YOUR TASK.
Each line that holds the string "mass" counts once; say how many such lines there are and add nothing.

Items from a data source:
____________________

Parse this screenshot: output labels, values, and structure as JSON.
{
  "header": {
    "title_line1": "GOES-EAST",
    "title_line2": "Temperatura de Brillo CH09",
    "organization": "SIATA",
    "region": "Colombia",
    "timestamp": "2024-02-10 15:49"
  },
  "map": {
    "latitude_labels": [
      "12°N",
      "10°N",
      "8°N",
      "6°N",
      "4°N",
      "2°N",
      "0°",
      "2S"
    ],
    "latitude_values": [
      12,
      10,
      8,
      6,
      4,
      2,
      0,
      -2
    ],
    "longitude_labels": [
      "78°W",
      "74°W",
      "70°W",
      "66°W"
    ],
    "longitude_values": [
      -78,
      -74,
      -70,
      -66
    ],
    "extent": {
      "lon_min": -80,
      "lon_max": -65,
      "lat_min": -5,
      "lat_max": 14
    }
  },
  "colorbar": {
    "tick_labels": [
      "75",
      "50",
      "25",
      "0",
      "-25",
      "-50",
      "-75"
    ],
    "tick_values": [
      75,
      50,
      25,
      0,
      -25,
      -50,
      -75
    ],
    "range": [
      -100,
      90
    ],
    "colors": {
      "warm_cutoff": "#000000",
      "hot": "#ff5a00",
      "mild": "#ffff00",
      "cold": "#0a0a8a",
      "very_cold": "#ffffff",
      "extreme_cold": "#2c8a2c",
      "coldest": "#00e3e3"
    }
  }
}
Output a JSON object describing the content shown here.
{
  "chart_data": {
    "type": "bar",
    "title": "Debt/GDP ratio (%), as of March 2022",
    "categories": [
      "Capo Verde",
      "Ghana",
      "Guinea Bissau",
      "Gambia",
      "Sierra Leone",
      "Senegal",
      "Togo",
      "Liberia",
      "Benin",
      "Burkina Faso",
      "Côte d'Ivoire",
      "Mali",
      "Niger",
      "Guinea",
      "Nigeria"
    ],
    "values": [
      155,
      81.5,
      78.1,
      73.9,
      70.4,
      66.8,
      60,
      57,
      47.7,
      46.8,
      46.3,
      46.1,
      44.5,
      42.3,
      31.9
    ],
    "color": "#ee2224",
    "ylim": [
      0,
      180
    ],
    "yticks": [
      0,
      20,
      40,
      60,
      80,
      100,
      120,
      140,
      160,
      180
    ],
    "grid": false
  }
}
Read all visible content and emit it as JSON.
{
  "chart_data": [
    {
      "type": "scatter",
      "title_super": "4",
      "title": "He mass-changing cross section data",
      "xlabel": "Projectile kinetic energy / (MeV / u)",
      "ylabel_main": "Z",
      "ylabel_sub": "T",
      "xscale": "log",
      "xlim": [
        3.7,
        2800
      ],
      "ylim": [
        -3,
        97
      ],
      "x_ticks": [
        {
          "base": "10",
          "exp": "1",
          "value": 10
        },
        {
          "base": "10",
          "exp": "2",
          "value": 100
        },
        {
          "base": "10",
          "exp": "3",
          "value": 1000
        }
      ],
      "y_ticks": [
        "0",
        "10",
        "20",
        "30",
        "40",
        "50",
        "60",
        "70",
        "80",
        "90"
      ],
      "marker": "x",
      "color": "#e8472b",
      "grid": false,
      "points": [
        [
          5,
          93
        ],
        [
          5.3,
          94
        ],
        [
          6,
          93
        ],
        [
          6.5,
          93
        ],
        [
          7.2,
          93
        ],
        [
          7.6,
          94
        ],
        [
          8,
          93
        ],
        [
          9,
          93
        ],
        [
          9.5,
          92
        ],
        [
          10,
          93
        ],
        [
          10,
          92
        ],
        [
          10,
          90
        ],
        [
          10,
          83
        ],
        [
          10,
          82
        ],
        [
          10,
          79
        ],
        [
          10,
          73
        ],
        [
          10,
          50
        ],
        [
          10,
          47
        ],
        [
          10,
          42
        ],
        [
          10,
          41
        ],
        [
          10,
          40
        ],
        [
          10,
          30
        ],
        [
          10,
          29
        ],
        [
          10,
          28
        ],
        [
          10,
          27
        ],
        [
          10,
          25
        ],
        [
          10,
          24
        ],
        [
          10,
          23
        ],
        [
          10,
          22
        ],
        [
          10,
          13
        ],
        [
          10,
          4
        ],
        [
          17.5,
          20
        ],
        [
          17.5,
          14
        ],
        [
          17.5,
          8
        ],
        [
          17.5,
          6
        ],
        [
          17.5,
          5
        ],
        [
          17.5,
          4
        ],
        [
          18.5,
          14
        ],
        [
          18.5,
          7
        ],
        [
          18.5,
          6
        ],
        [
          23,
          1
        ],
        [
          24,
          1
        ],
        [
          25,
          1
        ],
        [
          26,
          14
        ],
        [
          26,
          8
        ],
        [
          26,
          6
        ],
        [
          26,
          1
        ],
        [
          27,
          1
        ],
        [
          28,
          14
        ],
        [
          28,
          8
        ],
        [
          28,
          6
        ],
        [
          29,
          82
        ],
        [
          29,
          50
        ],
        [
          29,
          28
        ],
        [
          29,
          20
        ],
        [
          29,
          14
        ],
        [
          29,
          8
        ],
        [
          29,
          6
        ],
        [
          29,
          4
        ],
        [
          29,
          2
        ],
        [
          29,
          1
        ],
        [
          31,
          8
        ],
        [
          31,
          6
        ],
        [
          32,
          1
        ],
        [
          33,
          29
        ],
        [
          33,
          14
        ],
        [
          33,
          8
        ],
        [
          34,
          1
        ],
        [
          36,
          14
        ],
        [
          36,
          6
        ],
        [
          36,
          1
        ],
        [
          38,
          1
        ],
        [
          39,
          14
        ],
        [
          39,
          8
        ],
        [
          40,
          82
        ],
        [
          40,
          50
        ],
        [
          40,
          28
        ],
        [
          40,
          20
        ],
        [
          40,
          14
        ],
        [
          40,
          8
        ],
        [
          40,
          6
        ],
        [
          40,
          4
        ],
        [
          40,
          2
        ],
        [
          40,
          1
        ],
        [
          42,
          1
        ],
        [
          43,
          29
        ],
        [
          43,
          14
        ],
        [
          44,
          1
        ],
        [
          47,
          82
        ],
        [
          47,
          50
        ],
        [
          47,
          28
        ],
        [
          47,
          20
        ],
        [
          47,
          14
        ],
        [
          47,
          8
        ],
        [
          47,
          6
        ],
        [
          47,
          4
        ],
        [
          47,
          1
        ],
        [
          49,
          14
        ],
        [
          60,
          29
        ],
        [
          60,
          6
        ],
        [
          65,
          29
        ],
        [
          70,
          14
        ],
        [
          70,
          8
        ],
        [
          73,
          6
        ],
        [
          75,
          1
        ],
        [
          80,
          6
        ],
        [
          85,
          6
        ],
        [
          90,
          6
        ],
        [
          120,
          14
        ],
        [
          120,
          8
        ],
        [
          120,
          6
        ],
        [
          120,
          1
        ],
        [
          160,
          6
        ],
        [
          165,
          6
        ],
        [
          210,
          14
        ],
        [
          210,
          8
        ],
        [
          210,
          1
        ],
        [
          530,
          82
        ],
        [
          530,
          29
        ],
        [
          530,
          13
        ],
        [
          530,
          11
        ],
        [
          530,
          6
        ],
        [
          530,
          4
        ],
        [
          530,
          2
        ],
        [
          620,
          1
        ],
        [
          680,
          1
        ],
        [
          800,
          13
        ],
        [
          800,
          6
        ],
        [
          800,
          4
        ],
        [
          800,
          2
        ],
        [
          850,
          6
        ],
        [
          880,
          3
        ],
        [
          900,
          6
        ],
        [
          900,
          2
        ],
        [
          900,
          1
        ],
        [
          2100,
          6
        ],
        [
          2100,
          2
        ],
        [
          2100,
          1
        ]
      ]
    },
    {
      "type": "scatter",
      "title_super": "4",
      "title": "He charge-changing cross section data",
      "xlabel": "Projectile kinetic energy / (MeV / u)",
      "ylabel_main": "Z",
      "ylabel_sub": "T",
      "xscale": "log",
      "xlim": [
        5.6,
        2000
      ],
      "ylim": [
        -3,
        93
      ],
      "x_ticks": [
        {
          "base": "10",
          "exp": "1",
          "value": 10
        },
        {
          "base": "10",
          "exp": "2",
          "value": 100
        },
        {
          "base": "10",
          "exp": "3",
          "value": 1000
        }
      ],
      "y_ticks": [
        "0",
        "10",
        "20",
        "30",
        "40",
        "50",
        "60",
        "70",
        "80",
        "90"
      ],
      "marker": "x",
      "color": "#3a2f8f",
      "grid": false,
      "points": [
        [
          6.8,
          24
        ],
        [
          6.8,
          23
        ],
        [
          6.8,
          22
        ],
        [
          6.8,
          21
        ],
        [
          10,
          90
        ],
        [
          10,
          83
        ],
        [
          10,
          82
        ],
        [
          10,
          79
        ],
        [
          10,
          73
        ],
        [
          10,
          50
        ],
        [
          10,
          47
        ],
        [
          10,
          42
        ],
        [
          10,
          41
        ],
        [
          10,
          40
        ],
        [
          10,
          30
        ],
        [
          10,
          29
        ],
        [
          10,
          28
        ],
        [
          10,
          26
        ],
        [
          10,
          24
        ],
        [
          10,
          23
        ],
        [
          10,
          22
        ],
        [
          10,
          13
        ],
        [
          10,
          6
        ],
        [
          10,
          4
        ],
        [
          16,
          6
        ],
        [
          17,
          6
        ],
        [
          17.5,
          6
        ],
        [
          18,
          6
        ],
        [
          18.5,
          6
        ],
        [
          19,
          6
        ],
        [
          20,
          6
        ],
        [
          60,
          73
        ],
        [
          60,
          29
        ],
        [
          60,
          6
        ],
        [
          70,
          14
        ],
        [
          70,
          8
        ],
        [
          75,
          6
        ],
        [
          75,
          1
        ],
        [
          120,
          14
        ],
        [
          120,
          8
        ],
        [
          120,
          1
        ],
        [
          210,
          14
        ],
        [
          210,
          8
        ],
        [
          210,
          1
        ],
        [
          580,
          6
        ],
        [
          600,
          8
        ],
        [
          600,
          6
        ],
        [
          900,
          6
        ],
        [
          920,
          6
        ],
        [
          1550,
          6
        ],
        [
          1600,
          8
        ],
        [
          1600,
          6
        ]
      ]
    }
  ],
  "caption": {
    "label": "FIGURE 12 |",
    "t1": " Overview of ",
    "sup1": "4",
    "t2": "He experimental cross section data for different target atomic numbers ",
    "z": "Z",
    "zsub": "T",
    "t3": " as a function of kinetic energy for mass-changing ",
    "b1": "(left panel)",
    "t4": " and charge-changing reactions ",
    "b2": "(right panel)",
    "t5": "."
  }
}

____________________

EXERCISE RESULT.
2